— BEGIN The records —

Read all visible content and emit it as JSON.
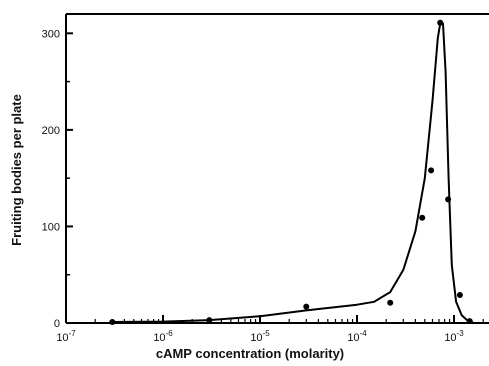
{
  "chart_data": {
    "type": "scatter",
    "title": "",
    "xlabel": "cAMP concentration (molarity)",
    "ylabel": "Fruiting bodies per plate",
    "x_scale": "log",
    "xlim": [
      1e-07,
      0.002
    ],
    "ylim": [
      0,
      320
    ],
    "grid": false,
    "x_ticks": [
      {
        "value": 1e-07,
        "base": "10",
        "exp": "-7"
      },
      {
        "value": 1e-06,
        "base": "10",
        "exp": "-6"
      },
      {
        "value": 1e-05,
        "base": "10",
        "exp": "-5"
      },
      {
        "value": 0.0001,
        "base": "10",
        "exp": "-4"
      },
      {
        "value": 0.001,
        "base": "10",
        "exp": "-3"
      }
    ],
    "y_ticks": [
      {
        "value": 0,
        "label": "0"
      },
      {
        "value": 100,
        "label": "100"
      },
      {
        "value": 200,
        "label": "200"
      },
      {
        "value": 300,
        "label": "300"
      }
    ],
    "series": [
      {
        "kind": "points",
        "x": [
          3e-07,
          3e-06,
          3e-05,
          0.00022,
          0.00047,
          0.00058,
          0.00072,
          0.00087,
          0.00115,
          0.00145
        ],
        "y": [
          1,
          3,
          17,
          21,
          109,
          158,
          311,
          128,
          29,
          2
        ],
        "color": "#000000"
      },
      {
        "kind": "curve",
        "x": [
          3e-07,
          1e-06,
          3e-06,
          1e-05,
          3e-05,
          0.0001,
          0.00015,
          0.00022,
          0.0003,
          0.0004,
          0.0005,
          0.0006,
          0.00068,
          0.00073,
          0.00077,
          0.00082,
          0.00088,
          0.00095,
          0.00105,
          0.0012,
          0.0014,
          0.0016
        ],
        "y": [
          1,
          1.5,
          3,
          7,
          13,
          19,
          22,
          32,
          55,
          95,
          150,
          230,
          295,
          313,
          310,
          260,
          150,
          60,
          22,
          8,
          2,
          0
        ],
        "color": "#000000"
      }
    ]
  }
}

— END The records —

Find each line holding "value". Copy it out.

        "value": 1e-07,
        "value": 1e-06,
        "value": 1e-05,
        "value": 0.0001,
        "value": 0.001,
        "value": 0,
        "value": 100,
        "value": 200,
        "value": 300,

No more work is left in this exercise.